-------- EXTRACTED ENTRIES
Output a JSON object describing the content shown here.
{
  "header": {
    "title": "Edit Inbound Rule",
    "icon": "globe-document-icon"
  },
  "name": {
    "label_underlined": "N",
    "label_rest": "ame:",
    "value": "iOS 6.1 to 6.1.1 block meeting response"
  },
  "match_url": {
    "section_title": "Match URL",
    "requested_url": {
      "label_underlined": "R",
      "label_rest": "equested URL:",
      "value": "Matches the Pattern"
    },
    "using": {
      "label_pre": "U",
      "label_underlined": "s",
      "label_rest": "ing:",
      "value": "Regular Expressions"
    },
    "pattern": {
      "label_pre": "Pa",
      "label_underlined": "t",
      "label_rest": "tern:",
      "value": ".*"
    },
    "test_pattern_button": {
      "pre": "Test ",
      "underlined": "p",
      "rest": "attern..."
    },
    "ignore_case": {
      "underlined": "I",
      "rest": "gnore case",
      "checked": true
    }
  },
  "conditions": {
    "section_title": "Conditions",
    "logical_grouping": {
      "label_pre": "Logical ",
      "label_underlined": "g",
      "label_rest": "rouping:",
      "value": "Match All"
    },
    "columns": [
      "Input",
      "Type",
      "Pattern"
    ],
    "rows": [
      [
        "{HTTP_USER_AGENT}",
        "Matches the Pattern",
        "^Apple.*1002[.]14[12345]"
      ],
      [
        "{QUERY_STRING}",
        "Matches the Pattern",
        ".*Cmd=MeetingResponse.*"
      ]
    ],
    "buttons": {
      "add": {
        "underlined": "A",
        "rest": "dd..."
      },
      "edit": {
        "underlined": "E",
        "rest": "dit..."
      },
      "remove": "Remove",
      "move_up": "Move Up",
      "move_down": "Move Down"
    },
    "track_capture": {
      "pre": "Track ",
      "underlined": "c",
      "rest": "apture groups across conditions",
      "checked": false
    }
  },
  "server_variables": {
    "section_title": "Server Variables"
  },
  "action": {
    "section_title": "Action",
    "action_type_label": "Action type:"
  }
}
----------------
Repeat all of the records above exactly as they appear.

Output a JSON object describing the content shown here.
{
  "header": {
    "title": "Edit Inbound Rule",
    "icon": "globe-document-icon"
  },
  "name": {
    "label_underlined": "N",
    "label_rest": "ame:",
    "value": "iOS 6.1 to 6.1.1 block meeting response"
  },
  "match_url": {
    "section_title": "Match URL",
    "requested_url": {
      "label_underlined": "R",
      "label_rest": "equested URL:",
      "value": "Matches the Pattern"
    },
    "using": {
      "label_pre": "U",
      "label_underlined": "s",
      "label_rest": "ing:",
      "value": "Regular Expressions"
    },
    "pattern": {
      "label_pre": "Pa",
      "label_underlined": "t",
      "label_rest": "tern:",
      "value": ".*"
    },
    "test_pattern_button": {
      "pre": "Test ",
      "underlined": "p",
      "rest": "attern..."
    },
    "ignore_case": {
      "underlined": "I",
      "rest": "gnore case",
      "checked": true
    }
  },
  "conditions": {
    "section_title": "Conditions",
    "logical_grouping": {
      "label_pre": "Logical ",
      "label_underlined": "g",
      "label_rest": "rouping:",
      "value": "Match All"
    },
    "columns": [
      "Input",
      "Type",
      "Pattern"
    ],
    "rows": [
      [
        "{HTTP_USER_AGENT}",
        "Matches the Pattern",
        "^Apple.*1002[.]14[12345]"
      ],
      [
        "{QUERY_STRING}",
        "Matches the Pattern",
        ".*Cmd=MeetingResponse.*"
      ]
    ],
    "buttons": {
      "add": {
        "underlined": "A",
        "rest": "dd..."
      },
      "edit": {
        "underlined": "E",
        "rest": "dit..."
      },
      "remove": "Remove",
      "move_up": "Move Up",
      "move_down": "Move Down"
    },
    "track_capture": {
      "pre": "Track ",
      "underlined": "c",
      "rest": "apture groups across conditions",
      "checked": false
    }
  },
  "server_variables": {
    "section_title": "Server Variables"
  },
  "action": {
    "section_title": "Action",
    "action_type_label": "Action type:"
  }
}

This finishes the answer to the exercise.